_DATA FOR THIS TASK_
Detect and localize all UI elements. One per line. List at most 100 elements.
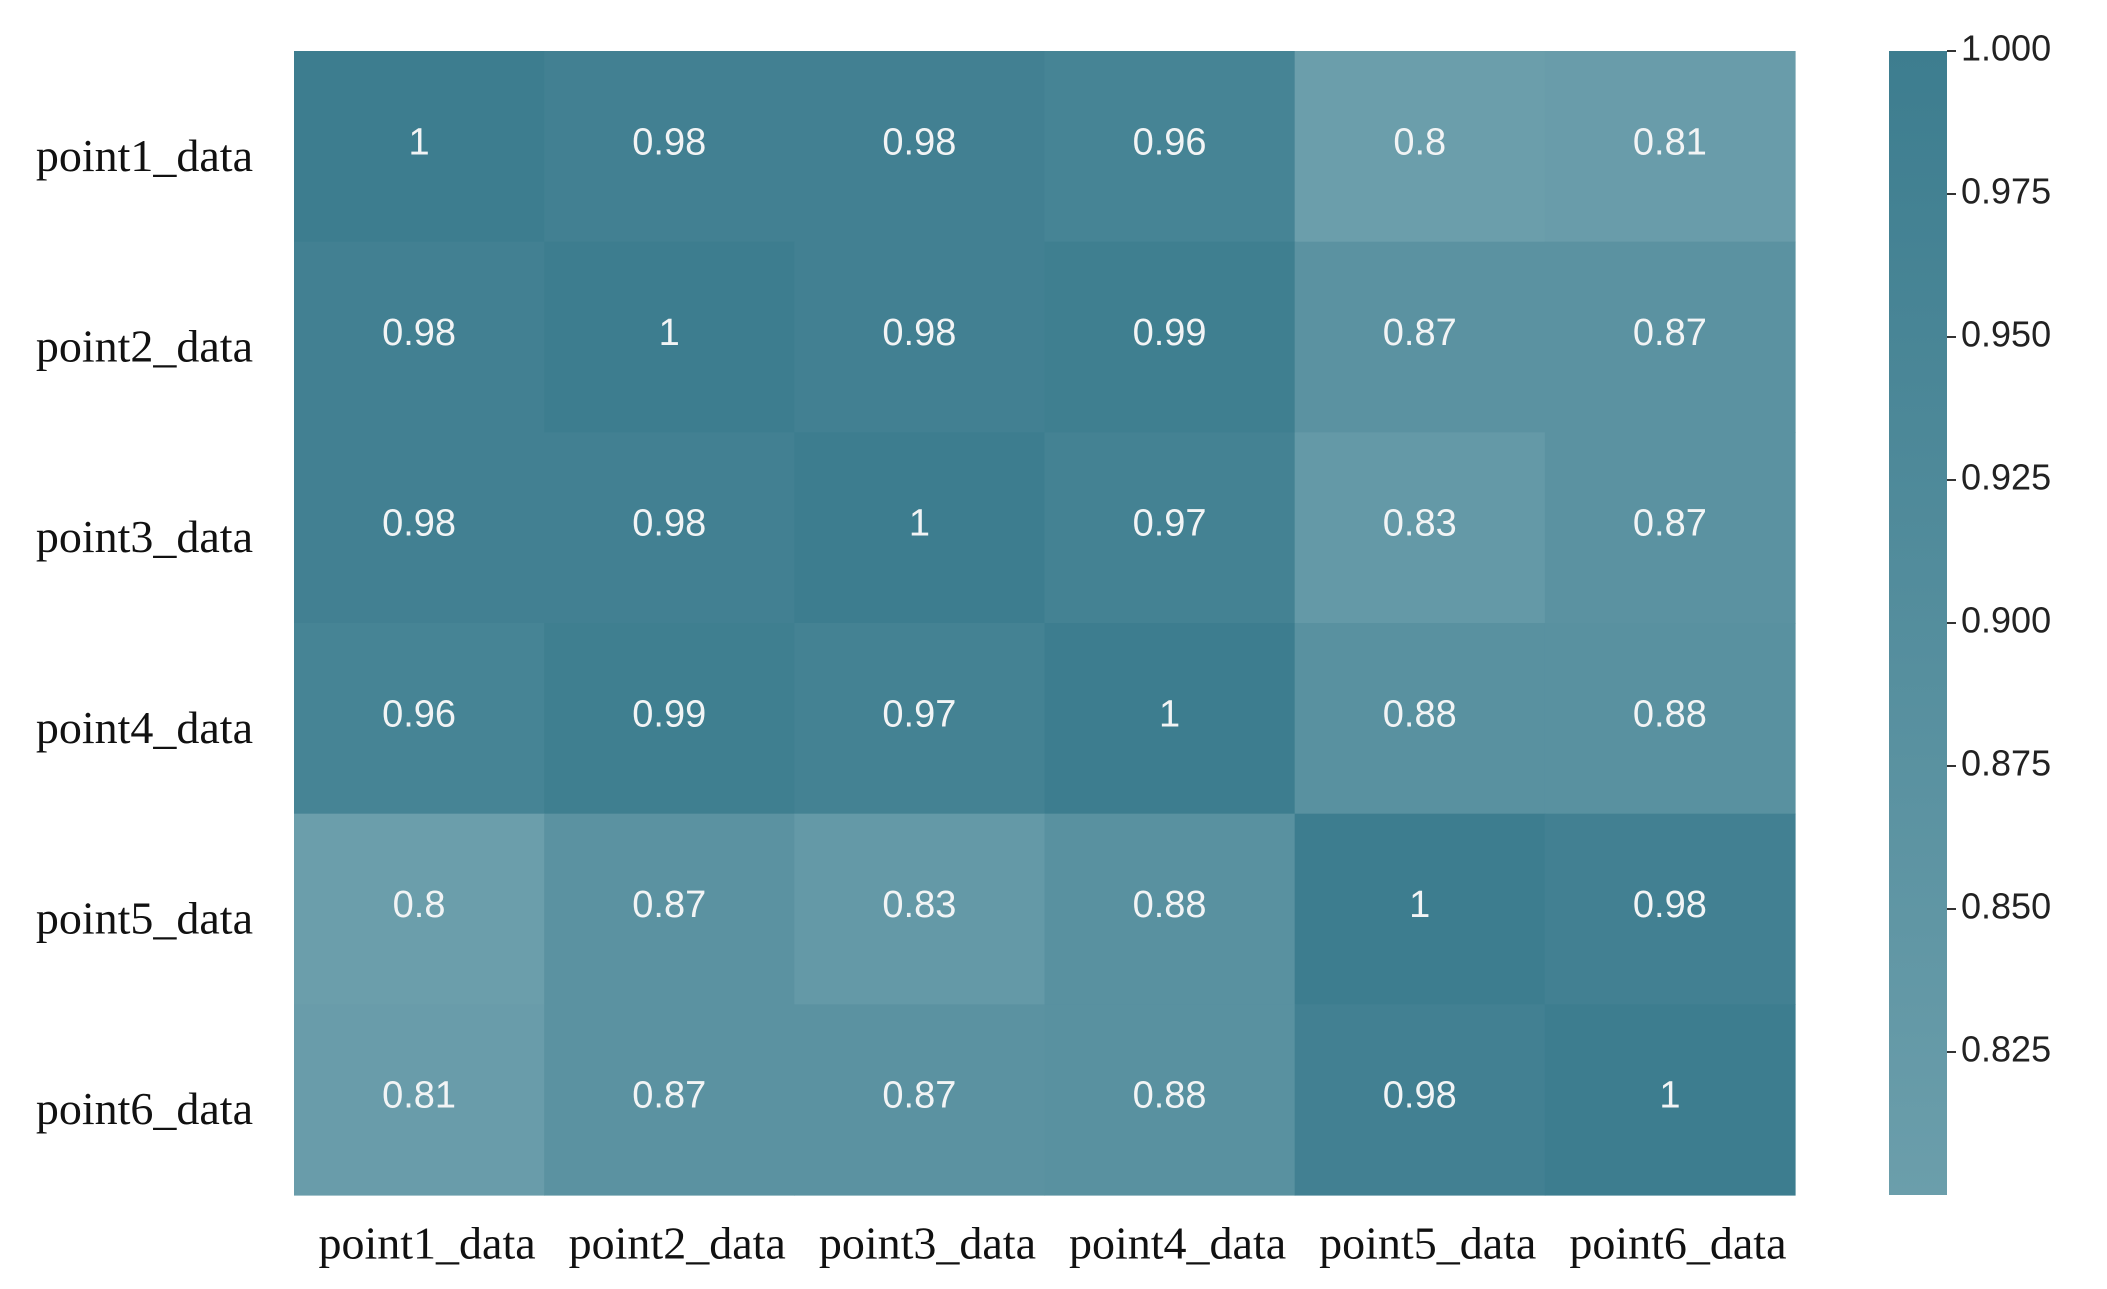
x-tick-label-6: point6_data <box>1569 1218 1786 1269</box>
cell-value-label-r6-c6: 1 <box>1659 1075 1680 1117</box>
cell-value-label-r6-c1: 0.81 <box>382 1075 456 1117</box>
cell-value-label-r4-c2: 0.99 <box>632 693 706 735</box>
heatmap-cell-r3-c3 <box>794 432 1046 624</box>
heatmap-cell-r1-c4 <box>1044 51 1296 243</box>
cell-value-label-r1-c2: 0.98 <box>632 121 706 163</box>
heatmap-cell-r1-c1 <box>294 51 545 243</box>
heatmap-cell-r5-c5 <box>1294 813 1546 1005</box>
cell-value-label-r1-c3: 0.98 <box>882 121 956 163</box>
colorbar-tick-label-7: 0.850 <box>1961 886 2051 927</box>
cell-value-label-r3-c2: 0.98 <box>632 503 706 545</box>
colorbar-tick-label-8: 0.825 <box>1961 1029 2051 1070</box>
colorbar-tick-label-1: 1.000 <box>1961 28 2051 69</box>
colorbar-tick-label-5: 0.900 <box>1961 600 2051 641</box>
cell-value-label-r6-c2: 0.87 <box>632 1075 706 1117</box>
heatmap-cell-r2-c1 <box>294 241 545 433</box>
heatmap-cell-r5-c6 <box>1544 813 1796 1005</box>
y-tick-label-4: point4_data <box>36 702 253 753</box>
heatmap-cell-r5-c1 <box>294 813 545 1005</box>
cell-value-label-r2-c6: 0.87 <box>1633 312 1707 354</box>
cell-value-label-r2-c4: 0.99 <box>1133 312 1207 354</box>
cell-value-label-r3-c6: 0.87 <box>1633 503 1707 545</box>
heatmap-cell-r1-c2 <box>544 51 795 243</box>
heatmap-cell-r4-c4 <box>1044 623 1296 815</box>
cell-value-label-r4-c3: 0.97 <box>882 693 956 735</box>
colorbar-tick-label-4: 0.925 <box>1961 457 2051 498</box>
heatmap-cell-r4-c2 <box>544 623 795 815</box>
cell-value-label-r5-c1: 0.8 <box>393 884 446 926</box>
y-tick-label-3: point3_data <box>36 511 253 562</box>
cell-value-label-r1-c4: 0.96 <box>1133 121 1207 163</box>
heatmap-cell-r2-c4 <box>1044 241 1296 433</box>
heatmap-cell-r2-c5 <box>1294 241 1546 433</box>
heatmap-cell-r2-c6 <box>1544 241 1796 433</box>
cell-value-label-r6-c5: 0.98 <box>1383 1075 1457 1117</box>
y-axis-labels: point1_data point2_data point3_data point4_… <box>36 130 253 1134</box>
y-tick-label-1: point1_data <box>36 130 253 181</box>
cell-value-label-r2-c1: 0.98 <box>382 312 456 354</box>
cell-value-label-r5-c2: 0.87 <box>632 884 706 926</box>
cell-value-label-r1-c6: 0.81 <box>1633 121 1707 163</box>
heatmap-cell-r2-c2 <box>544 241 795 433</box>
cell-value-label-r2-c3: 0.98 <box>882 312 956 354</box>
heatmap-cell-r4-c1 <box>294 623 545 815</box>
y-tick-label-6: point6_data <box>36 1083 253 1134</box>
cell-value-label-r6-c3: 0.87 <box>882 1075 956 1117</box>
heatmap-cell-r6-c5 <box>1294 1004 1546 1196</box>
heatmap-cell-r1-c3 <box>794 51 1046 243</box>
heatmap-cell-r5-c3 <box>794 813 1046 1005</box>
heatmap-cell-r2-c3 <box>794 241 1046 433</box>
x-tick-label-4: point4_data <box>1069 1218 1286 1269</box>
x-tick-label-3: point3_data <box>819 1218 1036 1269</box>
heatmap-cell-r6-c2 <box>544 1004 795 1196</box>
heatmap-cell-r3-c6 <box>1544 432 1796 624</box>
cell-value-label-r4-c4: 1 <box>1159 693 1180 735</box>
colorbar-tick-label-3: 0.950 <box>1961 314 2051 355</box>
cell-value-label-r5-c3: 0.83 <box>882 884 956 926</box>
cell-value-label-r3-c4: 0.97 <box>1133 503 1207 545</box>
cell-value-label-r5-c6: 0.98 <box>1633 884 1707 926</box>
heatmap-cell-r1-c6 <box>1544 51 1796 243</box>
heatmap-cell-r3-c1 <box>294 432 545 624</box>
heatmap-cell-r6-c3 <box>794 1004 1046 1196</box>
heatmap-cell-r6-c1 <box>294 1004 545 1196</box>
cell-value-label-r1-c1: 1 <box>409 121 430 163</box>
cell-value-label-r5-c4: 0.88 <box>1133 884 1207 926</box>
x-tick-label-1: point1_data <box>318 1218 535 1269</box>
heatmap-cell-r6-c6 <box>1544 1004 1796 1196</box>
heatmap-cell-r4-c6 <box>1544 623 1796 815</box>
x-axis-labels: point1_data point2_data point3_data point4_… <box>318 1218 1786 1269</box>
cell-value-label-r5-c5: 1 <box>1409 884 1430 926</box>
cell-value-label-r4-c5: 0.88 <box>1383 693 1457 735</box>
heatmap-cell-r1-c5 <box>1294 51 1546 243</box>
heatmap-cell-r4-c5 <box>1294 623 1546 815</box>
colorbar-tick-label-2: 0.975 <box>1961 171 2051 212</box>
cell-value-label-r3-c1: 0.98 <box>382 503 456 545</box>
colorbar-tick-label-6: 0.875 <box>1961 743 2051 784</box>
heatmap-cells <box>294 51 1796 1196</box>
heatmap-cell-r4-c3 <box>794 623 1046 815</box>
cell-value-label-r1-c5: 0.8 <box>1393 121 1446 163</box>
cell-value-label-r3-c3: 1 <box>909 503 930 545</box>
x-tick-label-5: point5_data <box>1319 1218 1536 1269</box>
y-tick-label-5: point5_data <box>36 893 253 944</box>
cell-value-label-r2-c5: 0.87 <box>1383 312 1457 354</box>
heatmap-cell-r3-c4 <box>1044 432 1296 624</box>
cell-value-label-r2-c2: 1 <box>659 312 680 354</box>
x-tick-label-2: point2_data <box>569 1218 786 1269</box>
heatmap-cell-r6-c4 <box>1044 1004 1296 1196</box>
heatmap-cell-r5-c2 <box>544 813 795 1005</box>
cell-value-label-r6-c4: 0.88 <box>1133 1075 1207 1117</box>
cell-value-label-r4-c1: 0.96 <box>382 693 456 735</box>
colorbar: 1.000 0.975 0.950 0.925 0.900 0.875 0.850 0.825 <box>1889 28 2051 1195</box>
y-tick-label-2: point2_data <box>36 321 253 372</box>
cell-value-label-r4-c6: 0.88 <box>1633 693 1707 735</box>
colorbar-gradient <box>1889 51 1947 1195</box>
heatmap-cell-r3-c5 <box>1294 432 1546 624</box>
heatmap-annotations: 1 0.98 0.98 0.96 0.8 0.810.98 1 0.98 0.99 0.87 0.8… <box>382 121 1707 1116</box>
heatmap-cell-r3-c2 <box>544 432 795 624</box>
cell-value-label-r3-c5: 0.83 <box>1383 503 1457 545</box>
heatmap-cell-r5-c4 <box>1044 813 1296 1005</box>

--

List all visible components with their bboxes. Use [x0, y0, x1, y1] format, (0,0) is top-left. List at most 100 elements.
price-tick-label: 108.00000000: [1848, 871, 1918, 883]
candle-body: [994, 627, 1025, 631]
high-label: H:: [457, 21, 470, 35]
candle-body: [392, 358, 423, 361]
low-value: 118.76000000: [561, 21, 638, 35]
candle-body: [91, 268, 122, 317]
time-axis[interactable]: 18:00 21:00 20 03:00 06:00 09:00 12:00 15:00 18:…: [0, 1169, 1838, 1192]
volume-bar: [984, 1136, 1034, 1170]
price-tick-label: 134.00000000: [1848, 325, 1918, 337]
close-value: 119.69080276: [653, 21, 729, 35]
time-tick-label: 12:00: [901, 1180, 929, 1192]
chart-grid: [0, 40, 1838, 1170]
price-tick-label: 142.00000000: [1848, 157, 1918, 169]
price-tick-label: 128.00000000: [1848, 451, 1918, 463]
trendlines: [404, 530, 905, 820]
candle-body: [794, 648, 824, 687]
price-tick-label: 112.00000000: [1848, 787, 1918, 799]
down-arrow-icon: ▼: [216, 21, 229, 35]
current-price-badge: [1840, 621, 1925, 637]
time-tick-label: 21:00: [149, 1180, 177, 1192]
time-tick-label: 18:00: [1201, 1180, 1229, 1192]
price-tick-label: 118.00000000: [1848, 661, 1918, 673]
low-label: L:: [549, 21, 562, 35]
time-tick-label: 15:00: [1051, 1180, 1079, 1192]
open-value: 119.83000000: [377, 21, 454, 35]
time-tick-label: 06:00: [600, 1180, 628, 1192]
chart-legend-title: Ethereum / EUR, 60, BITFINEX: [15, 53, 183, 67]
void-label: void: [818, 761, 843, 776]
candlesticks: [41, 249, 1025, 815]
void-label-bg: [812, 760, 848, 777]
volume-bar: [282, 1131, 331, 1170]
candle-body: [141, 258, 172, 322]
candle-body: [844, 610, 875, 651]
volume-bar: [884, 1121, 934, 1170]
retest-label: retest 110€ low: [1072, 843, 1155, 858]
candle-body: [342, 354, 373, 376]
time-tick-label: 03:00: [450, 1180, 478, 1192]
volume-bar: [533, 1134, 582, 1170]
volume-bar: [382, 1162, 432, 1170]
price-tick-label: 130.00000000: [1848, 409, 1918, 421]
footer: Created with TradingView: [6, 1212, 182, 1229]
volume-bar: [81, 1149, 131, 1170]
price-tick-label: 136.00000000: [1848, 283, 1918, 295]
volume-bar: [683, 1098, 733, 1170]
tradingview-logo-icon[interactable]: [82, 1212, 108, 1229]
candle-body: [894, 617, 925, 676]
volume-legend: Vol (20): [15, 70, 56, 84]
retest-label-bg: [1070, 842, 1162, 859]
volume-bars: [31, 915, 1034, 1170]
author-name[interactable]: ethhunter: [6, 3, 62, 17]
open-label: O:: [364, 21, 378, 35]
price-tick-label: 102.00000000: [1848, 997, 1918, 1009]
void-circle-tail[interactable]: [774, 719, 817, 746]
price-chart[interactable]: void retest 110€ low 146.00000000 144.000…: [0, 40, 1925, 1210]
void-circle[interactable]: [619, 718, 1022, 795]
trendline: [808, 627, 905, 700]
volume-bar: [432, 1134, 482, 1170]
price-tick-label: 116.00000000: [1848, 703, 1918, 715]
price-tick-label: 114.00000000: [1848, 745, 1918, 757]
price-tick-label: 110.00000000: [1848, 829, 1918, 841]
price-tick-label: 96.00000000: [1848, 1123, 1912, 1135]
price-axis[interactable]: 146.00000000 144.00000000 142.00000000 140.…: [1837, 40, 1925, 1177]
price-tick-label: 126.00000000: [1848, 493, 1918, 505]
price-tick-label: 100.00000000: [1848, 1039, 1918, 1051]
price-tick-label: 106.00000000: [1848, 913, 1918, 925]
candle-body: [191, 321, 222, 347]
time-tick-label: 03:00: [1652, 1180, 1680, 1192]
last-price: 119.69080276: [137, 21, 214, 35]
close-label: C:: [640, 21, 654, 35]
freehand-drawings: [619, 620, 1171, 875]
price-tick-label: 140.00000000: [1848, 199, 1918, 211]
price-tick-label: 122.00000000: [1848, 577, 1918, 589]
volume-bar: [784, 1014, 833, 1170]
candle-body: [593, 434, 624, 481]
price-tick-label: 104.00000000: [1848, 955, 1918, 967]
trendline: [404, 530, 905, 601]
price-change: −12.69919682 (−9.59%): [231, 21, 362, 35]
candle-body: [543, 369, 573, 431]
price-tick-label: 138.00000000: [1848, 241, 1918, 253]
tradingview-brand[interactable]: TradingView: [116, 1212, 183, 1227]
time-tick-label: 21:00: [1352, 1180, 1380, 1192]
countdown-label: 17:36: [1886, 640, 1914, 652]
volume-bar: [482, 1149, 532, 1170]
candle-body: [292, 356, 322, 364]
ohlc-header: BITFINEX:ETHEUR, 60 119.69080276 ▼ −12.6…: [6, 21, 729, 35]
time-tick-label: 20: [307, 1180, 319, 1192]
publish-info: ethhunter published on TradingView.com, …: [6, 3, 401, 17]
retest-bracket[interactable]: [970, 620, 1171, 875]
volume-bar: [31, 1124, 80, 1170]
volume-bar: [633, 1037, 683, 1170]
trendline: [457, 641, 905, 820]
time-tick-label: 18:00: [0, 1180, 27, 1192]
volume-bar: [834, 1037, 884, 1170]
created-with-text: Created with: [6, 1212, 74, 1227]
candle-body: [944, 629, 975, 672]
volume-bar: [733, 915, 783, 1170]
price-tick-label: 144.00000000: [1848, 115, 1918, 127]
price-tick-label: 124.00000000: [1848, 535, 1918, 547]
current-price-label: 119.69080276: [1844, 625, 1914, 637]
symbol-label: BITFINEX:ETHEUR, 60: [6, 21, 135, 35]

_JOB_
Please copy out the lines of the data from the one with "x-tick-label-6: point6_data <box>1569" through the one with "heatmap-cell-r5-c5 <box>1294 813", both included, keeping each line character for character.

_SOLUTION FOR THIS TASK_
x-tick-label-6: point6_data <box>1569 1218 1786 1269</box>
cell-value-label-r6-c6: 1 <box>1659 1075 1680 1117</box>
cell-value-label-r6-c1: 0.81 <box>382 1075 456 1117</box>
cell-value-label-r4-c2: 0.99 <box>632 693 706 735</box>
heatmap-cell-r3-c3 <box>794 432 1046 624</box>
heatmap-cell-r1-c4 <box>1044 51 1296 243</box>
cell-value-label-r1-c2: 0.98 <box>632 121 706 163</box>
heatmap-cell-r1-c1 <box>294 51 545 243</box>
heatmap-cell-r5-c5 <box>1294 813 1546 1005</box>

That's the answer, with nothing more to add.